## Requests
A) Write out the text on the song "Nasty Girl" in full, word for word.
B) Reproduce the listing verbatim, starting at its first line and ending at the line that contains "Extract all elements with their positions. The image is 998", with both ends included. Leave the pictures out.

## Selected extract
· · · · ·

"Nasty Girl" is a song written and composed by American musician Prince. The song was first recorded by his protégée girl group Vanity 6 in 1982, who charted at number one on the US Hot Dance Club Play chart with their version. Prince gave the songwriting credit to lead singer Vanity, although he was the writer and composer. Inaya Day recorded a hit cover version of the song in 2004 that reached number 9 in the UK Singles Chart. There have also been several other versions of this song.

Background
"Nasty Girl" was originally recorded by Vanity 6 on the Warner Bros. Records label for their self-titled debut studio album Vanity 6. The song was produced by Prince and issued as the album's second single on September 24, 1982. Due to its explicit lyrics, "Nasty Girl" met with resistance on mainstream American radio, peaking within the US Bubbling Under Hot 100 Singles chart. It did, however, become a sizable hit on US R&B radio and it hit number one on the US Hot Dance Club Play chart for four weeks in November 1982. The song was knocked off the number one position by Prince's own "1999."

· · · · ·

[Spatial annotation records]
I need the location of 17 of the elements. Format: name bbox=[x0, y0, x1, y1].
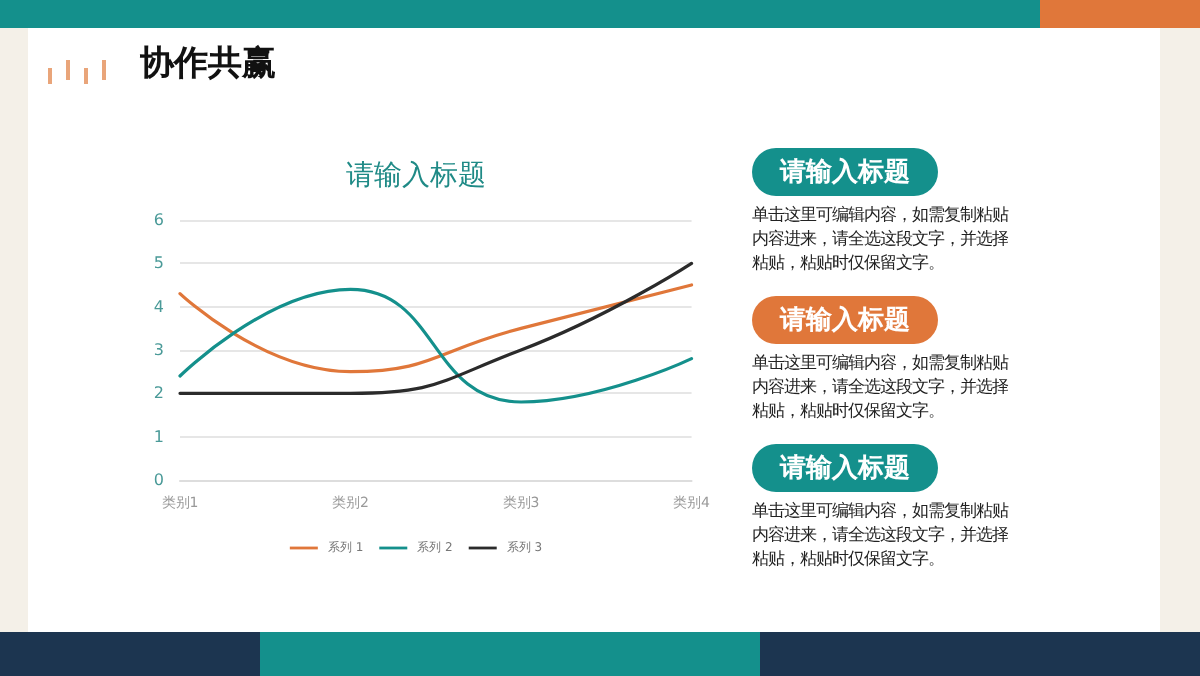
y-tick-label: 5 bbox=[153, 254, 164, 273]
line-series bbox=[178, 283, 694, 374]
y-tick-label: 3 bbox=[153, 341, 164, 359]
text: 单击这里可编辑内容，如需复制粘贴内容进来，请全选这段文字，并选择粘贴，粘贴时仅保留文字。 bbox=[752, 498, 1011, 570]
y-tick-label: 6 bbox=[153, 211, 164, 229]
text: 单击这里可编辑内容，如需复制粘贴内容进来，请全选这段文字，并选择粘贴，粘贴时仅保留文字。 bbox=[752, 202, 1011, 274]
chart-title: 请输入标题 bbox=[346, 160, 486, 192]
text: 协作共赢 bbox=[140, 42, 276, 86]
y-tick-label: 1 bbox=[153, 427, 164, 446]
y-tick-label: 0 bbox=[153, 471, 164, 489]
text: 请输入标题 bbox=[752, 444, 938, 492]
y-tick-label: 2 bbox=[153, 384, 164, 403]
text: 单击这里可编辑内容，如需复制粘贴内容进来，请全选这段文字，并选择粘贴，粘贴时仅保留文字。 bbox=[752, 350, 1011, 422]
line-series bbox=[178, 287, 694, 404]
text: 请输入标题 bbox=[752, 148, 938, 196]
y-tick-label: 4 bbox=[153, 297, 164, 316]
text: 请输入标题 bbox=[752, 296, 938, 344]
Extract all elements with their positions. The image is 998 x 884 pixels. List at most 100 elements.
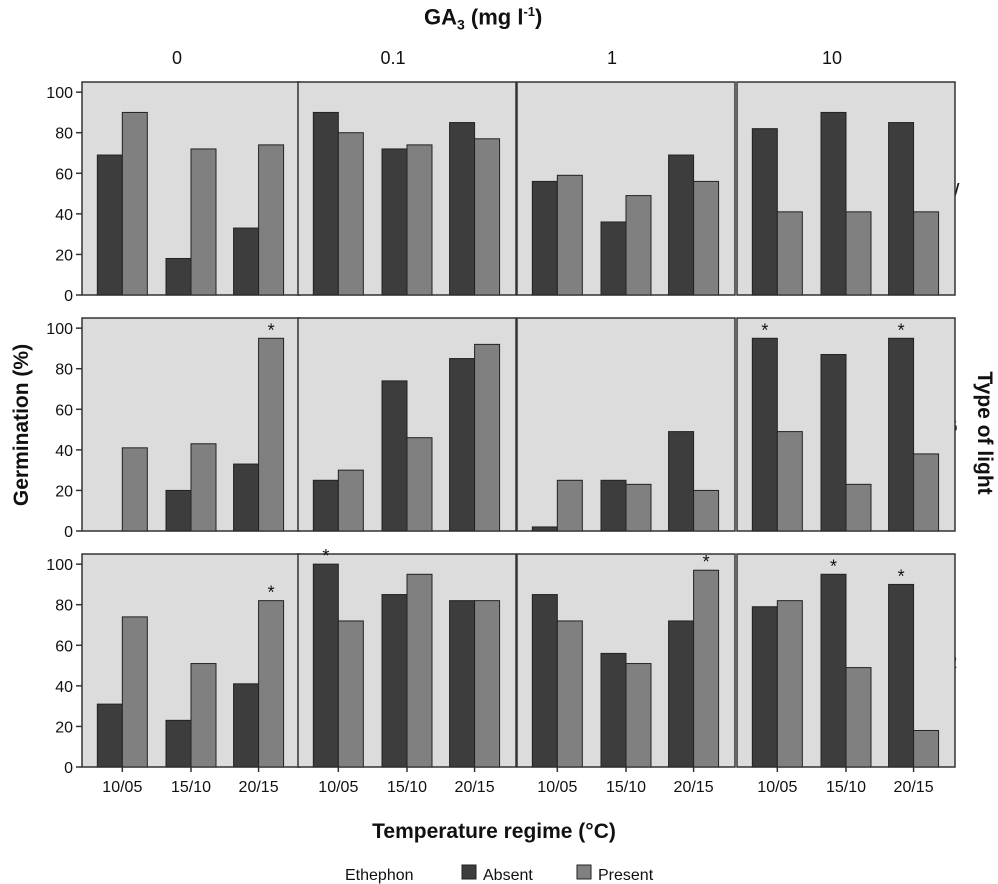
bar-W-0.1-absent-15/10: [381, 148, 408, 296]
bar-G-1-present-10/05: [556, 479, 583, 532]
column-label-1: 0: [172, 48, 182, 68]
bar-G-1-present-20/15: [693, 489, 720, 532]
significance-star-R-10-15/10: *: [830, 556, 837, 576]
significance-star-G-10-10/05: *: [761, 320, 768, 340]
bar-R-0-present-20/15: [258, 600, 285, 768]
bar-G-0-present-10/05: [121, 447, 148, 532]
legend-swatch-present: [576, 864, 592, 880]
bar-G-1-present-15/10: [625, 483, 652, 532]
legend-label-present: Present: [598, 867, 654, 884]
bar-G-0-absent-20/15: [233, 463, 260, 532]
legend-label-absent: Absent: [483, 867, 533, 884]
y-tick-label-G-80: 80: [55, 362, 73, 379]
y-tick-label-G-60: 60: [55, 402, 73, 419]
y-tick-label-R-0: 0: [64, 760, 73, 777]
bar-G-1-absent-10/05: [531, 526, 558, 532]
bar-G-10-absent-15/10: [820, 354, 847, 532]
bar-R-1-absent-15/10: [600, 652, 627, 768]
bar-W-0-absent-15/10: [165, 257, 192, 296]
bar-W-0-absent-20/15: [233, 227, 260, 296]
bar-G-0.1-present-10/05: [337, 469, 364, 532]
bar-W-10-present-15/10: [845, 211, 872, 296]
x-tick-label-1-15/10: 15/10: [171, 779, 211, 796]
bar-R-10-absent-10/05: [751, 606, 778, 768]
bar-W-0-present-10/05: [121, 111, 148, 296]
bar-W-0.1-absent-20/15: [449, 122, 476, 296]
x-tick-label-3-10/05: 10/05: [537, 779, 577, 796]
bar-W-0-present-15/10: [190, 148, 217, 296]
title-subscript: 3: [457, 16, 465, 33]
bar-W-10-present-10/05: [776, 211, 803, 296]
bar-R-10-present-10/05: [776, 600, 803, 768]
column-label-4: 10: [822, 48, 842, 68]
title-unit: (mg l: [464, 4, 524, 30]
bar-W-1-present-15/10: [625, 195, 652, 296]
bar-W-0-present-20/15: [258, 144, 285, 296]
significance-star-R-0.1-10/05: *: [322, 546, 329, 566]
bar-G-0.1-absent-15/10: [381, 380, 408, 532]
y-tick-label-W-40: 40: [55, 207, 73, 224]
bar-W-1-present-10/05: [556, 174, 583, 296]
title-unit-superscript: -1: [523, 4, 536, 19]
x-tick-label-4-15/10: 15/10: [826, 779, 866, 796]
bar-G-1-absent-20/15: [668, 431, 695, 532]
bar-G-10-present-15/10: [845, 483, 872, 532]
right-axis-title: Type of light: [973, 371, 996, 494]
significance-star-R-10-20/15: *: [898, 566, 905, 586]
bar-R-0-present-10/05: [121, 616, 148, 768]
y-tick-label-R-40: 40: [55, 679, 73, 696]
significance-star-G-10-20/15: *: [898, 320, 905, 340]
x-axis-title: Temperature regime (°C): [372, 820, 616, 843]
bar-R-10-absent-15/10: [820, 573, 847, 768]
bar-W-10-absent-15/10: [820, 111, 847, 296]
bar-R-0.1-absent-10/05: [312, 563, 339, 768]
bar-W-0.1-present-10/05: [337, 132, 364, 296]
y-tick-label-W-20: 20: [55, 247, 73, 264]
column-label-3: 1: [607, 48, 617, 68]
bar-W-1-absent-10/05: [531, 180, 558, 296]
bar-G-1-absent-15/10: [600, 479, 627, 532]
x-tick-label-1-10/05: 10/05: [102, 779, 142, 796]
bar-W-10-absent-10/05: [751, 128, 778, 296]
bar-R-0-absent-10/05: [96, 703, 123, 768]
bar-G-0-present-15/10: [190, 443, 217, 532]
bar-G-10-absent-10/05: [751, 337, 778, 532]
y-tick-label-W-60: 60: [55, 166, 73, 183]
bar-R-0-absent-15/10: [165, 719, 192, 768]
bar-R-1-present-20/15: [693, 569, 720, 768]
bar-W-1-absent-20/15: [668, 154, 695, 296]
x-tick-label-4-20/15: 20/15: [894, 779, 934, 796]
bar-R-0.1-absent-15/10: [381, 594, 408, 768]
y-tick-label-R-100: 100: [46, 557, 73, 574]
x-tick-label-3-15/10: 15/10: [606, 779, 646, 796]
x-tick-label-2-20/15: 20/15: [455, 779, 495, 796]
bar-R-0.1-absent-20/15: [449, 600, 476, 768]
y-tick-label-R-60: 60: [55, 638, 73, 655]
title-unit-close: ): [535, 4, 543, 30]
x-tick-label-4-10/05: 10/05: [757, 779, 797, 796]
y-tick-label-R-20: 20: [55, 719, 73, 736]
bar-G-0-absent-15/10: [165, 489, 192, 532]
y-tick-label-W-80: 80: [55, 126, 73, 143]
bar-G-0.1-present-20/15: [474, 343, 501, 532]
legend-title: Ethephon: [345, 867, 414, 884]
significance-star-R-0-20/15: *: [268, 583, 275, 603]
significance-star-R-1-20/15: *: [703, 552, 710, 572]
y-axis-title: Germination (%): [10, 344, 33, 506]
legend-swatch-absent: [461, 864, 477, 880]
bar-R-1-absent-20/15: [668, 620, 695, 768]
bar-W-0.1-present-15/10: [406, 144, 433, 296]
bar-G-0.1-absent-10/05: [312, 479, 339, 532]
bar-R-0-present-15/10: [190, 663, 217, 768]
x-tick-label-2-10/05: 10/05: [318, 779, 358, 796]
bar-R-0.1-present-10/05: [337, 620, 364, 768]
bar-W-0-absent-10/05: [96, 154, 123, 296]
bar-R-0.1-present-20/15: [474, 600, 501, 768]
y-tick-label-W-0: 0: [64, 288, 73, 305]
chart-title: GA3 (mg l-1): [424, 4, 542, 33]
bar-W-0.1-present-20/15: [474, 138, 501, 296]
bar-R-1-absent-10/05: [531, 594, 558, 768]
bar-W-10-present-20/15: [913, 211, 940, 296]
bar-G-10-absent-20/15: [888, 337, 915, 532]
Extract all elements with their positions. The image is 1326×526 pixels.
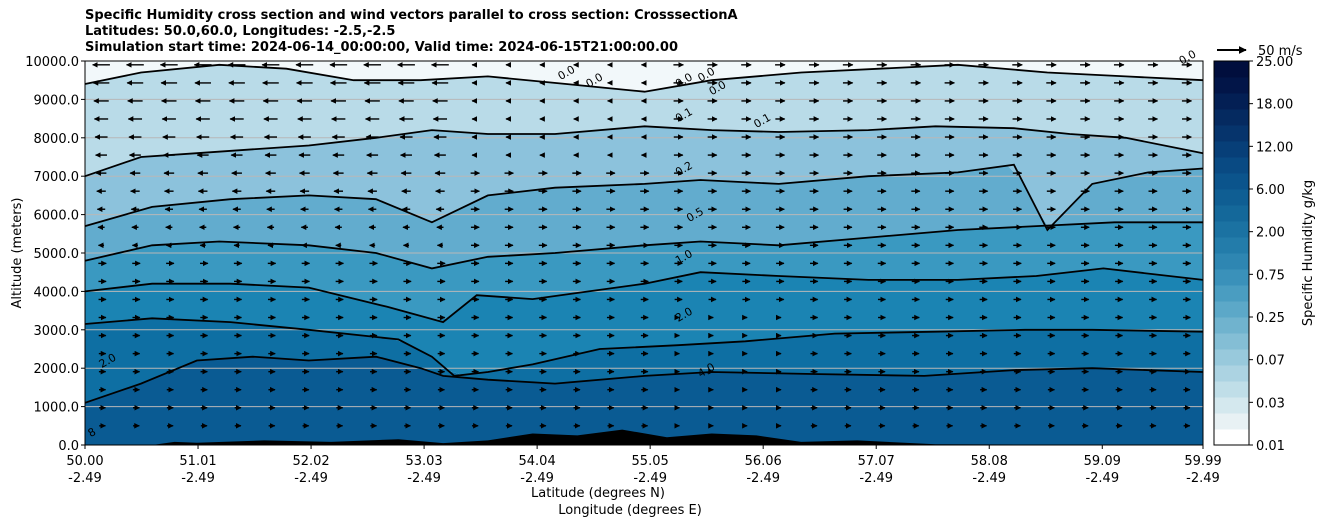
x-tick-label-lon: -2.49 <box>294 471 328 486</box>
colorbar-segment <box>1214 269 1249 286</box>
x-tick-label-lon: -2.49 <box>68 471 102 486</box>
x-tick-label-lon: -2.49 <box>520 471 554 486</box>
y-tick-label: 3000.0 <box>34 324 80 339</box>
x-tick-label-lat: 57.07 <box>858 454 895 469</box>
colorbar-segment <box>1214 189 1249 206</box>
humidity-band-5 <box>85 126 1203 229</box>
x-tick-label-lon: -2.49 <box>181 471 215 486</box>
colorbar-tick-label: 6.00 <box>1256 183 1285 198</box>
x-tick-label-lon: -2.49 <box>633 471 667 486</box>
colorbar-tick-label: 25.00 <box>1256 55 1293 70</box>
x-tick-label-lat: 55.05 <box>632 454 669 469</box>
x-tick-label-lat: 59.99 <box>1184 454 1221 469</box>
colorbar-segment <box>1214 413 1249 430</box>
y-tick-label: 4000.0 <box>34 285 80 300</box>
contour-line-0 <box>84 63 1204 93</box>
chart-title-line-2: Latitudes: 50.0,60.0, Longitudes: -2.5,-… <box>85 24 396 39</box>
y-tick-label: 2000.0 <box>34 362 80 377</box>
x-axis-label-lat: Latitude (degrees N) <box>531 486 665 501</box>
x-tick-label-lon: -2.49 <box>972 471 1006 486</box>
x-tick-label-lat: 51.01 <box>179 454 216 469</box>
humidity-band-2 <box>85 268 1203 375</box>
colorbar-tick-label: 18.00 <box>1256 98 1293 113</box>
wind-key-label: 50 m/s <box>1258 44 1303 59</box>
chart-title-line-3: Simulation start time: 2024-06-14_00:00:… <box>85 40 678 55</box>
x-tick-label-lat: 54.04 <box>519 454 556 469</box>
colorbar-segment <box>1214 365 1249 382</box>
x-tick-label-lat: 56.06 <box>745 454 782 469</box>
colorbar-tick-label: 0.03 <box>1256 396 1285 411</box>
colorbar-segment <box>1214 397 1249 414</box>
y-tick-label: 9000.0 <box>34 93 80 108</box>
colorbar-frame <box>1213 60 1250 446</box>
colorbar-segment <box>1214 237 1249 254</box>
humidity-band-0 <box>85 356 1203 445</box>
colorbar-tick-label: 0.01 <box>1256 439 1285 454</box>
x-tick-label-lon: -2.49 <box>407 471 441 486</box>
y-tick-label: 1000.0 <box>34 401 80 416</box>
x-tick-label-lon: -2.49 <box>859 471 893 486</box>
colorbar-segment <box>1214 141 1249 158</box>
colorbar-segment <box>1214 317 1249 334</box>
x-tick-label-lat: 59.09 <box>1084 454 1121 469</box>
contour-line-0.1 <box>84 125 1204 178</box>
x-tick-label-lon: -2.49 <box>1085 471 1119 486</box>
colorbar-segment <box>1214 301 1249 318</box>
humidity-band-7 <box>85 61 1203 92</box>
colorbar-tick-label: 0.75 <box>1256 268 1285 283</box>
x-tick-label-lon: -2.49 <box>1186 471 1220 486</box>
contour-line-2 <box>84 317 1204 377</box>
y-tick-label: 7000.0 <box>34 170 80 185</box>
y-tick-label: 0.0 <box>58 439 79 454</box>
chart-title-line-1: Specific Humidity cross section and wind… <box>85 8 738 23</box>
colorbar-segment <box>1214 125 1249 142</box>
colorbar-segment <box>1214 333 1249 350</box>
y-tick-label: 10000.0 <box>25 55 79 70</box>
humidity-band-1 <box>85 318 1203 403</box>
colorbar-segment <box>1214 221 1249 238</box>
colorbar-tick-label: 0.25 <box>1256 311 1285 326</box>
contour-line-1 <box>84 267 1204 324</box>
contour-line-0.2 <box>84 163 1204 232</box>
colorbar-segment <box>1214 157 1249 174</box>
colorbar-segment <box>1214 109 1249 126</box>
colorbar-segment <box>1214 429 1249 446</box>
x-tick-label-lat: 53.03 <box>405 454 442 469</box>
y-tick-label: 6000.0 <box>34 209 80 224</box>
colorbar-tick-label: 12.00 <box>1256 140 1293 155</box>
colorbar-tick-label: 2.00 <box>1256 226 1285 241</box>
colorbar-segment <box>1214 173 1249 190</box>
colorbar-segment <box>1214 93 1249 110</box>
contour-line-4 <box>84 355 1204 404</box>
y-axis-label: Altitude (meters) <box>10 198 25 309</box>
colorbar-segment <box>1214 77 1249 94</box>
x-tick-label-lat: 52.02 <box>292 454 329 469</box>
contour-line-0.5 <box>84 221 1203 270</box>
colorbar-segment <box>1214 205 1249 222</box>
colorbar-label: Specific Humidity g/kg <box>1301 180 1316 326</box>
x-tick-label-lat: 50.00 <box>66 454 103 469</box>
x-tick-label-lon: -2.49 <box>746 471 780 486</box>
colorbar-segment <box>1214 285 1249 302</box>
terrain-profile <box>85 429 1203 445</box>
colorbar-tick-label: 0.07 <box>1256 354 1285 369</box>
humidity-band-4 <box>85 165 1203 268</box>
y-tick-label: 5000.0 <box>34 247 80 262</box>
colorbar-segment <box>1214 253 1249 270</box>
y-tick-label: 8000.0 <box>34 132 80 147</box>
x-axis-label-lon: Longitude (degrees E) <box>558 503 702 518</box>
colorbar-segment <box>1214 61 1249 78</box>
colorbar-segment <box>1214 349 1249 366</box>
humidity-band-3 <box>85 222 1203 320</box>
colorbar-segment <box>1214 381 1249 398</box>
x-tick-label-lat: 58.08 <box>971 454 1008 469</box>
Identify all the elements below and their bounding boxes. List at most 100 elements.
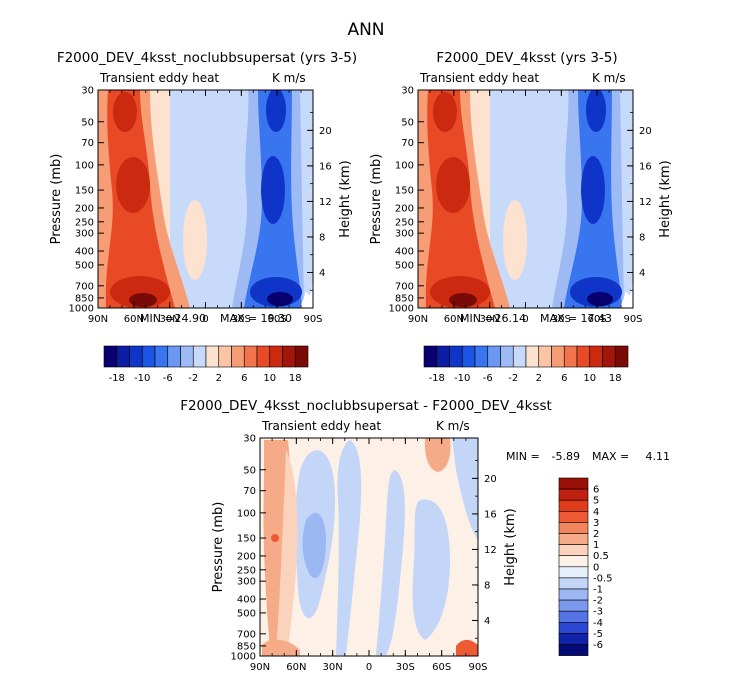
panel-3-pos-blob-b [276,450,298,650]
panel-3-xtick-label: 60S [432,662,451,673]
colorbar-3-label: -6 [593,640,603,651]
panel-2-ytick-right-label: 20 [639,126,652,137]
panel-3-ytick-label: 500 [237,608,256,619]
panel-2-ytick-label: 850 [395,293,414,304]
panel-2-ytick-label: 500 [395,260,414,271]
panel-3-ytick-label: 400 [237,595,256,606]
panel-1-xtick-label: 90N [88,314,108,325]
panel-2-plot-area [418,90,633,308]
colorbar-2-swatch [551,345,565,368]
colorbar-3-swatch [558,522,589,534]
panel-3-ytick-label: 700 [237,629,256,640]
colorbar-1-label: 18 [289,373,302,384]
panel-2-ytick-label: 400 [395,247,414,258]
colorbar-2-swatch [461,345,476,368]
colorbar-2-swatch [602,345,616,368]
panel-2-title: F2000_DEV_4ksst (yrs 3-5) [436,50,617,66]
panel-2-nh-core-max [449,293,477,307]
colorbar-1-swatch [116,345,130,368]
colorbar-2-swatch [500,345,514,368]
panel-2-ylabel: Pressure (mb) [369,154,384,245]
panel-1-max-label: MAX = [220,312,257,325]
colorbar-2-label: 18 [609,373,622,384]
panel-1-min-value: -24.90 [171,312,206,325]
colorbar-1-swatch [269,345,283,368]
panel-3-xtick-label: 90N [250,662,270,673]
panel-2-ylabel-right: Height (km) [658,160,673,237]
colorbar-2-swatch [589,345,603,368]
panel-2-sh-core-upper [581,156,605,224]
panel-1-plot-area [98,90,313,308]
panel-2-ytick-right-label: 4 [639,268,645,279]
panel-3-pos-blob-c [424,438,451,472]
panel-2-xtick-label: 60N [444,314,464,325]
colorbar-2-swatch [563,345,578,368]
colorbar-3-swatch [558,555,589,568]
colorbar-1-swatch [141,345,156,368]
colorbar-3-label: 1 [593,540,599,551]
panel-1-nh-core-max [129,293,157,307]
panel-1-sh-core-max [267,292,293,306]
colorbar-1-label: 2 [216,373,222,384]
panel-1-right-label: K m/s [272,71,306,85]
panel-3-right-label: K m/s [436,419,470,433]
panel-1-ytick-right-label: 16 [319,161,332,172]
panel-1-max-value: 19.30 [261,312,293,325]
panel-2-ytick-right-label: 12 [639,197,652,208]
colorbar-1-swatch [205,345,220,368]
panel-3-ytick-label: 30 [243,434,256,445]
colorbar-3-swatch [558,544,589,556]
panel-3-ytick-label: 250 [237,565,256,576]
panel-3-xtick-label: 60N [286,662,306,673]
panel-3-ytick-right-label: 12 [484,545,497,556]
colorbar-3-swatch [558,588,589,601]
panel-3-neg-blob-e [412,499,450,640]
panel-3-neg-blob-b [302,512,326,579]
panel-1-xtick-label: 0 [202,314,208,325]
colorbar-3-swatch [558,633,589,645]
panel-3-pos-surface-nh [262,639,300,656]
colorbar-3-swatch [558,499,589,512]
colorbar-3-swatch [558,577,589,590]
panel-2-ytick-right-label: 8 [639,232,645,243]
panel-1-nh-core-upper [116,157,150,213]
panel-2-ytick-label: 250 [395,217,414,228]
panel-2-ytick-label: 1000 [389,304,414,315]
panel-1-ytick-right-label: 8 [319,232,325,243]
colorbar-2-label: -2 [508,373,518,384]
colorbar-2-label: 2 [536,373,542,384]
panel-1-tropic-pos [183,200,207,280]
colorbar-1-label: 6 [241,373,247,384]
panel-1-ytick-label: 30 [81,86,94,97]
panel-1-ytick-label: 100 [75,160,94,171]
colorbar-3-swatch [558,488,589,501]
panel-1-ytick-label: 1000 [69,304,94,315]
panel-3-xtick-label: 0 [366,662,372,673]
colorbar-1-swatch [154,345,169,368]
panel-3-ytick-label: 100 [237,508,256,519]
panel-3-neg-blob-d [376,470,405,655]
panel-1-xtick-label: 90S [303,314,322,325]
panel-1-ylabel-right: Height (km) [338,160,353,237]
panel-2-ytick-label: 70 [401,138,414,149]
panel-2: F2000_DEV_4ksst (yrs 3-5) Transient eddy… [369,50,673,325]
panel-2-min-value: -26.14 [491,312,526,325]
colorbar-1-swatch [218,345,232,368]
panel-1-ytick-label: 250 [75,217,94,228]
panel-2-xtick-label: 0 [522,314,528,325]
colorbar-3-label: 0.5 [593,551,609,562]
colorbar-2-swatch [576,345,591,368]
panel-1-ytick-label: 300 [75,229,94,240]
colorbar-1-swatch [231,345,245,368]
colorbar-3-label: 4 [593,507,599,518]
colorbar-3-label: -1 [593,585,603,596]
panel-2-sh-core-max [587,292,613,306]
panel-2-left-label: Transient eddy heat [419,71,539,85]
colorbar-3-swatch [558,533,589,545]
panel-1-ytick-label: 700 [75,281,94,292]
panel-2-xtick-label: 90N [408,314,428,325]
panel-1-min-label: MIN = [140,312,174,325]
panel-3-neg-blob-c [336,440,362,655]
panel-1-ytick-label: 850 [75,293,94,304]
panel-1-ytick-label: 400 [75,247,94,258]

· · · · ·

## Exercise results
A)
"Nasty Girl" is a song written and composed by American musician Prince. The song was first recorded by his protégée girl group Vanity 6 in 1982, who charted at number one on the US Hot Dance Club Play chart with their version. Prince gave the songwriting credit to lead singer Vanity, although he was the writer and composer. Inaya Day recorded a hit cover version of the song in 2004 that reached number 9 in the UK Singles Chart. There have also been several other versions of this song.

Background
"Nasty Girl" was originally recorded by Vanity 6 on the Warner Bros. Records label for their self-titled debut studio album Vanity 6. The song was produced by Prince and issued as the album's second single on September 24, 1982. Due to its explicit lyrics, "Nasty Girl" met with resistance on mainstream American radio, peaking within the US Bubbling Under Hot 100 Singles chart. It did, however, become a sizable hit on US R&B radio and it hit number one on the US Hot Dance Club Play chart for four weeks in November 1982. The song was knocked off the number one position by Prince's own "1999."

B)
I need the location of 17 of the elements. Format: name bbox=[x0, y0, x1, y1].
y-tick-label: 5 bbox=[153, 254, 164, 273]
line-series bbox=[178, 283, 694, 374]
y-tick-label: 3 bbox=[153, 341, 164, 359]
text: 单击这里可编辑内容，如需复制粘贴内容进来，请全选这段文字，并选择粘贴，粘贴时仅保留文字。 bbox=[752, 498, 1011, 570]
y-tick-label: 6 bbox=[153, 211, 164, 229]
text: 单击这里可编辑内容，如需复制粘贴内容进来，请全选这段文字，并选择粘贴，粘贴时仅保留文字。 bbox=[752, 202, 1011, 274]
chart-title: 请输入标题 bbox=[346, 160, 486, 192]
text: 协作共赢 bbox=[140, 42, 276, 86]
y-tick-label: 1 bbox=[153, 427, 164, 446]
y-tick-label: 0 bbox=[153, 471, 164, 489]
text: 请输入标题 bbox=[752, 444, 938, 492]
y-tick-label: 2 bbox=[153, 384, 164, 403]
text: 单击这里可编辑内容，如需复制粘贴内容进来，请全选这段文字，并选择粘贴，粘贴时仅保留文字。 bbox=[752, 350, 1011, 422]
line-series bbox=[178, 287, 694, 404]
text: 请输入标题 bbox=[752, 148, 938, 196]
y-tick-label: 4 bbox=[153, 297, 164, 316]
text: 请输入标题 bbox=[752, 296, 938, 344]
Extract all elements with their positions. The image is 998 x 884 pixels. List at most 100 elements.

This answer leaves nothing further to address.